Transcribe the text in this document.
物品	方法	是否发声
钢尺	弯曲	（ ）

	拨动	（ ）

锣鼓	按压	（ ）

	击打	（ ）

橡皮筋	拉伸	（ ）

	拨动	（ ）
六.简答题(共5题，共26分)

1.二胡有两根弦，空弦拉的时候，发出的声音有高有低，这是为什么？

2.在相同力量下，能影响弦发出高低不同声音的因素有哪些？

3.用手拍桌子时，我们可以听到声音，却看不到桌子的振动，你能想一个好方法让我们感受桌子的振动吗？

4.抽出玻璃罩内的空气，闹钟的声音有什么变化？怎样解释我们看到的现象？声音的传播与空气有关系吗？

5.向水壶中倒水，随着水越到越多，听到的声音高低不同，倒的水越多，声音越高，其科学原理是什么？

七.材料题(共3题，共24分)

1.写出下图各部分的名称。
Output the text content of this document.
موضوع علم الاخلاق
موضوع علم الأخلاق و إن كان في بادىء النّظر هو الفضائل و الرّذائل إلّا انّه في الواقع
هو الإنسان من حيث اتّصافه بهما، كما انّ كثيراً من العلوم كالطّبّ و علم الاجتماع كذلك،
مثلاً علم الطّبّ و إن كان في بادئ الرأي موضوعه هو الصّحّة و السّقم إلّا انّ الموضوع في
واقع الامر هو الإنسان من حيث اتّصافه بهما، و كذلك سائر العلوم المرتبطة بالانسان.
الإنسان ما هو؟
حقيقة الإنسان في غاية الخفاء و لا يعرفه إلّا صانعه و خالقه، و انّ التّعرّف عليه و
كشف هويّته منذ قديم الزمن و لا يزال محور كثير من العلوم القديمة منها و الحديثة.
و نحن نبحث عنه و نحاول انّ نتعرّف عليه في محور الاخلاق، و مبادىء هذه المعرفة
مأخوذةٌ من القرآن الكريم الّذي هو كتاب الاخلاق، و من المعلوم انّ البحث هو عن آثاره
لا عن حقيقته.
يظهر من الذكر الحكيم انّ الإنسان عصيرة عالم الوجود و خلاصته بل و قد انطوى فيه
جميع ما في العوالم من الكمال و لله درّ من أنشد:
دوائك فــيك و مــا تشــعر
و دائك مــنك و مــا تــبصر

....

Given task. Return exactly, and only, the line containing "Output the text content of this document." and every line after it through the end of the material.

Expected answer.
Output the text content of this document.
موضوع علم الاخلاق
موضوع علم الأخلاق و إن كان في بادىء النّظر هو الفضائل و الرّذائل إلّا انّه في الواقع
هو الإنسان من حيث اتّصافه بهما، كما انّ كثيراً من العلوم كالطّبّ و علم الاجتماع كذلك،
مثلاً علم الطّبّ و إن كان في بادئ الرأي موضوعه هو الصّحّة و السّقم إلّا انّ الموضوع في
واقع الامر هو الإنسان من حيث اتّصافه بهما، و كذلك سائر العلوم المرتبطة بالانسان.
الإنسان ما هو؟
حقيقة الإنسان في غاية الخفاء و لا يعرفه إلّا صانعه و خالقه، و انّ التّعرّف عليه و
كشف هويّته منذ قديم الزمن و لا يزال محور كثير من العلوم القديمة منها و الحديثة.
و نحن نبحث عنه و نحاول انّ نتعرّف عليه في محور الاخلاق، و مبادىء هذه المعرفة
مأخوذةٌ من القرآن الكريم الّذي هو كتاب الاخلاق، و من المعلوم انّ البحث هو عن آثاره
لا عن حقيقته.
يظهر من الذكر الحكيم انّ الإنسان عصيرة عالم الوجود و خلاصته بل و قد انطوى فيه
جميع ما في العوالم من الكمال و لله درّ من أنشد:
دوائك فــيك و مــا تشــعر
و دائك مــنك و مــا تــبصر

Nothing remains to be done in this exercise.